GOAL: Can you transcribe the data exactly? Leave the pictures out.

** BEGIN DATASET RECORDS **

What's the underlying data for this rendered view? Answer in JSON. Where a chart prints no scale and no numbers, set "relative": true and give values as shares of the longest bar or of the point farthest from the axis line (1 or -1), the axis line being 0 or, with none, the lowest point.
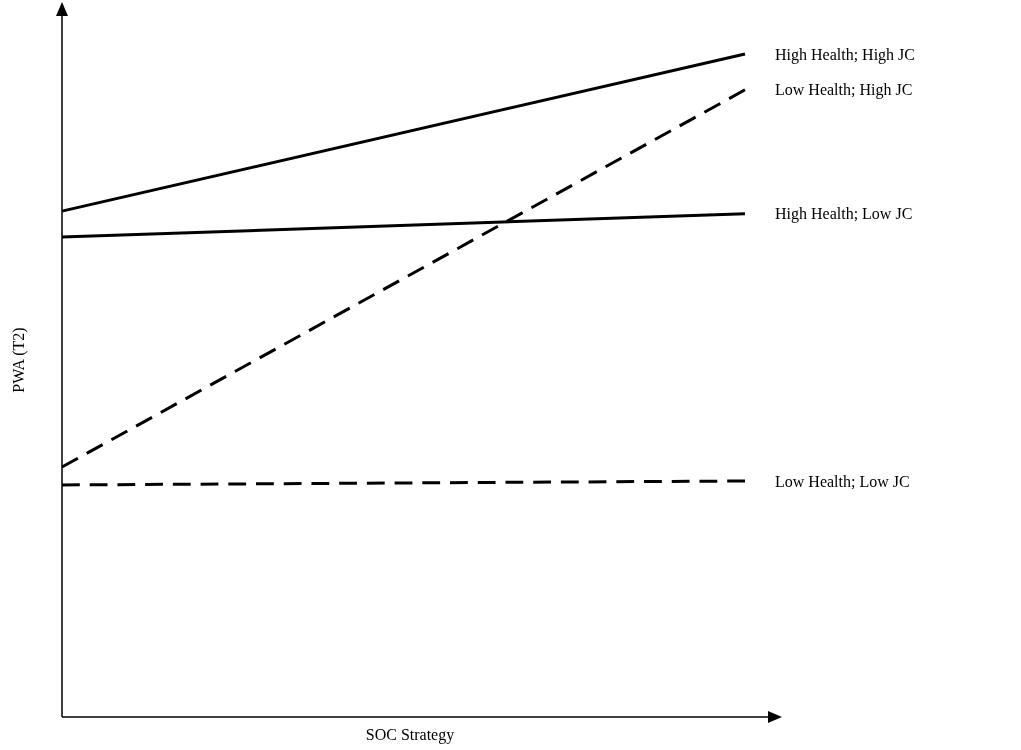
{
  "chart_data": {
    "type": "line",
    "relative": true,
    "xlabel": "SOC Strategy",
    "ylabel": "PWA (T2)",
    "categories": [
      null,
      null
    ],
    "marker": "none",
    "legend": false,
    "series": [
      {
        "name": "High Health; High JC",
        "color": "#000000",
        "line_style": "solid",
        "values": [
          0.763,
          1
        ]
      },
      {
        "name": "Low Health; High JC",
        "color": "#000000",
        "line_style": "dashed",
        "values": [
          0.377,
          0.946
        ]
      },
      {
        "name": "High Health; Low JC",
        "color": "#000000",
        "line_style": "solid",
        "values": [
          0.724,
          0.759
        ]
      },
      {
        "name": "Low Health; Low JC",
        "color": "#000000",
        "line_style": "dashed",
        "values": [
          0.35,
          0.356
        ]
      }
    ]
  }
}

** END DATASET RECORDS **

ANSWER TO THIS TASK:
What's the underlying data for this rendered view? Answer in JSON. Where a chart prints no scale and no numbers, set "relative": true and give values as shares of the longest bar or of the point farthest from the axis line (1 or -1), the axis line being 0 or, with none, the lowest point.
{
  "chart_data": {
    "type": "line",
    "relative": true,
    "xlabel": "SOC Strategy",
    "ylabel": "PWA (T2)",
    "categories": [
      null,
      null
    ],
    "marker": "none",
    "legend": false,
    "series": [
      {
        "name": "High Health; High JC",
        "color": "#000000",
        "line_style": "solid",
        "values": [
          0.763,
          1
        ]
      },
      {
        "name": "Low Health; High JC",
        "color": "#000000",
        "line_style": "dashed",
        "values": [
          0.377,
          0.946
        ]
      },
      {
        "name": "High Health; Low JC",
        "color": "#000000",
        "line_style": "solid",
        "values": [
          0.724,
          0.759
        ]
      },
      {
        "name": "Low Health; Low JC",
        "color": "#000000",
        "line_style": "dashed",
        "values": [
          0.35,
          0.356
        ]
      }
    ]
  }
}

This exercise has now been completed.